Written problem: Wherever the string "this" occurs in a line of these records, report that line.

Task data:
^^^^
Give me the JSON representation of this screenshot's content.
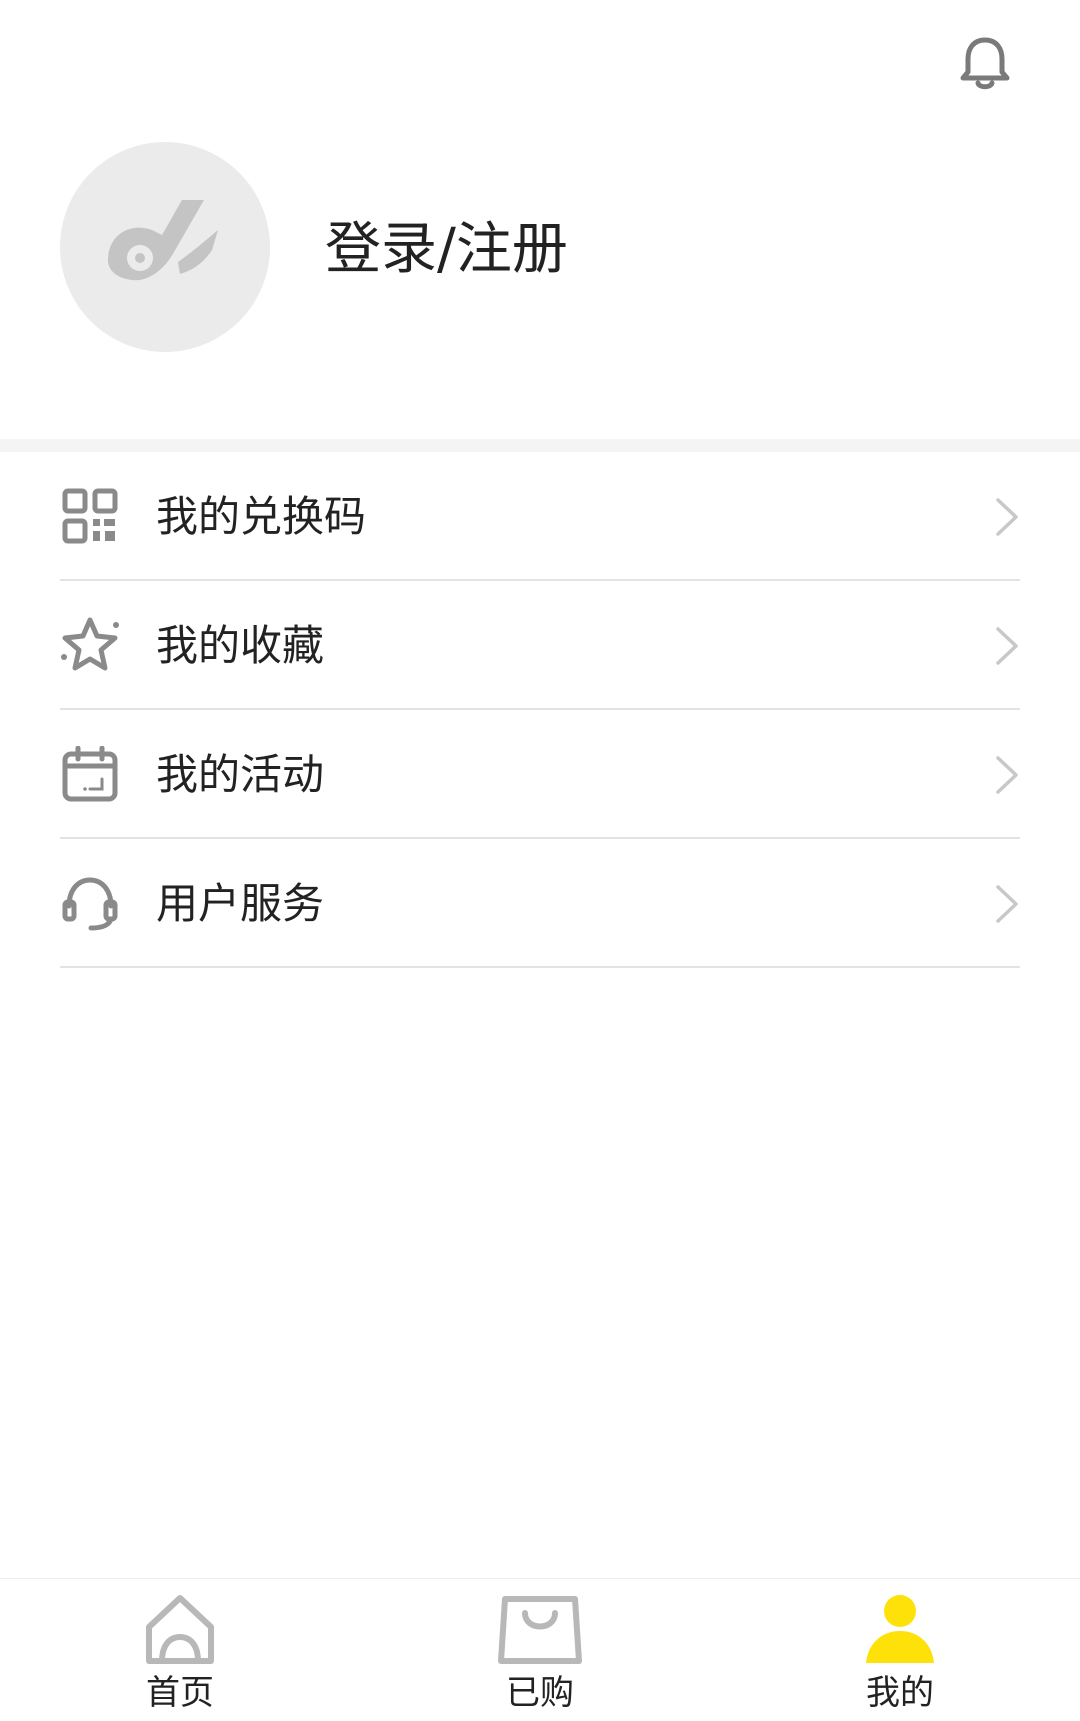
{
  "header": {
    "notification_icon": "bell-icon"
  },
  "profile": {
    "avatar_icon": "app-logo-icon",
    "login_label": "登录/注册"
  },
  "menu": {
    "items": [
      {
        "label": "我的兑换码",
        "icon": "qr-code-icon"
      },
      {
        "label": "我的收藏",
        "icon": "star-icon"
      },
      {
        "label": "我的活动",
        "icon": "calendar-icon"
      },
      {
        "label": "用户服务",
        "icon": "headset-icon"
      }
    ]
  },
  "tabbar": {
    "tabs": [
      {
        "label": "首页",
        "icon": "home-icon",
        "active": false
      },
      {
        "label": "已购",
        "icon": "shopping-bag-icon",
        "active": false
      },
      {
        "label": "我的",
        "icon": "user-icon",
        "active": true
      }
    ]
  },
  "colors": {
    "accent": "#FFE10A",
    "icon_gray": "#8a8a8a",
    "chevron_gray": "#c8c8c8",
    "divider": "#e3e3e3",
    "section_gap": "#f4f4f4"
  }
}
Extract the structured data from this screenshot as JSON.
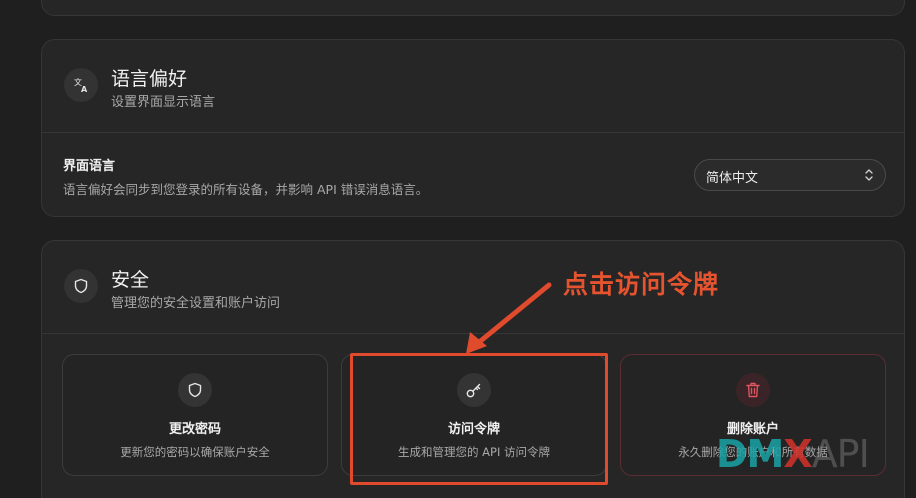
{
  "language": {
    "icon": "translate-icon",
    "title": "语言偏好",
    "subtitle": "设置界面显示语言",
    "row_label": "界面语言",
    "row_desc": "语言偏好会同步到您登录的所有设备，并影响 API 错误消息语言。",
    "selected_language": "简体中文"
  },
  "security": {
    "icon": "shield-icon",
    "title": "安全",
    "subtitle": "管理您的安全设置和账户访问",
    "tiles": [
      {
        "icon": "shield-icon",
        "title": "更改密码",
        "desc": "更新您的密码以确保账户安全"
      },
      {
        "icon": "key-icon",
        "title": "访问令牌",
        "desc": "生成和管理您的 API 访问令牌"
      },
      {
        "icon": "trash-icon",
        "title": "删除账户",
        "desc": "永久删除您的账户和所有数据",
        "color": "#e0555f"
      }
    ]
  },
  "annotation": {
    "text": "点击访问令牌",
    "color": "#e5532f"
  },
  "watermark": {
    "d": "D",
    "m": "M",
    "x": "X",
    "api": "API"
  }
}
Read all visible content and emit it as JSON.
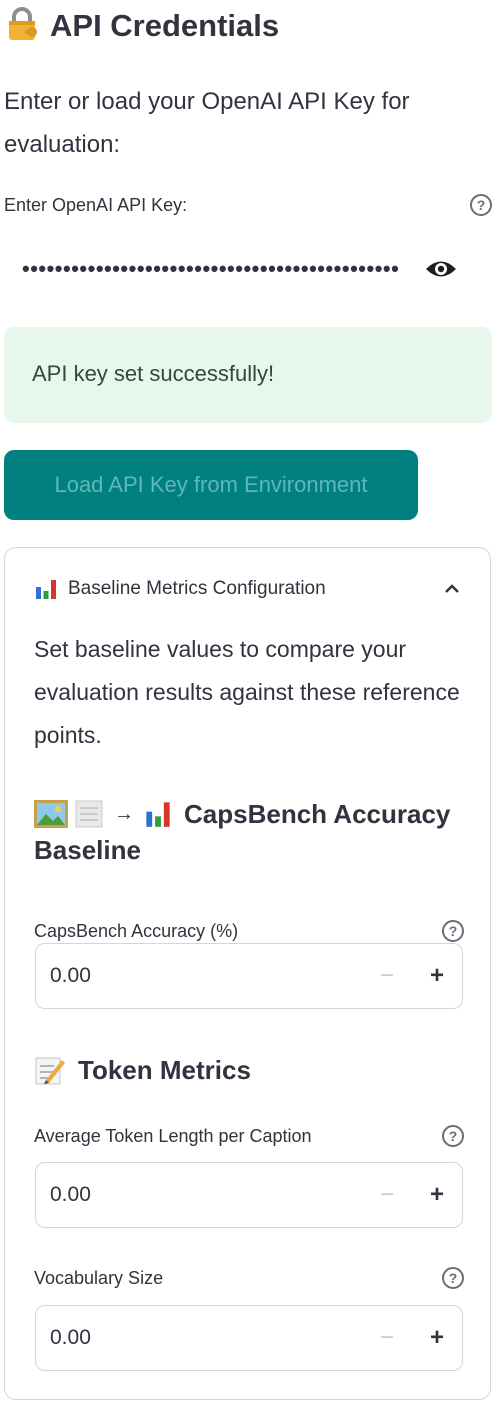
{
  "header": {
    "title": "API Credentials",
    "icon": "locked-with-key-icon"
  },
  "description": "Enter or load your OpenAI API Key for evaluation:",
  "api_key_field": {
    "label": "Enter OpenAI API Key:",
    "masked_value": "••••••••••••••••••••••••••••••••••••••••••••••",
    "help_symbol": "?"
  },
  "success_message": "API key set successfully!",
  "load_button_label": "Load API Key from Environment",
  "expander": {
    "title": "Baseline Metrics Configuration",
    "description": "Set baseline values to compare your evaluation results against these reference points.",
    "caps_section": {
      "heading_arrow": "→",
      "heading_text": "CapsBench Accuracy",
      "heading_text_2": "Baseline",
      "field": {
        "label": "CapsBench Accuracy (%)",
        "value": "0.00"
      }
    },
    "token_section": {
      "heading_text": "Token Metrics",
      "fields": [
        {
          "label": "Average Token Length per Caption",
          "value": "0.00"
        },
        {
          "label": "Vocabulary Size",
          "value": "0.00"
        }
      ]
    }
  },
  "symbols": {
    "help": "?",
    "minus": "−",
    "plus": "+"
  },
  "colors": {
    "button_bg": "#008080",
    "success_bg": "#e7f7ec",
    "text": "#31333f"
  }
}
^^^^
Final answer:
Give me the JSON representation of this screenshot's content.
Extract the structured data from this screenshot as JSON.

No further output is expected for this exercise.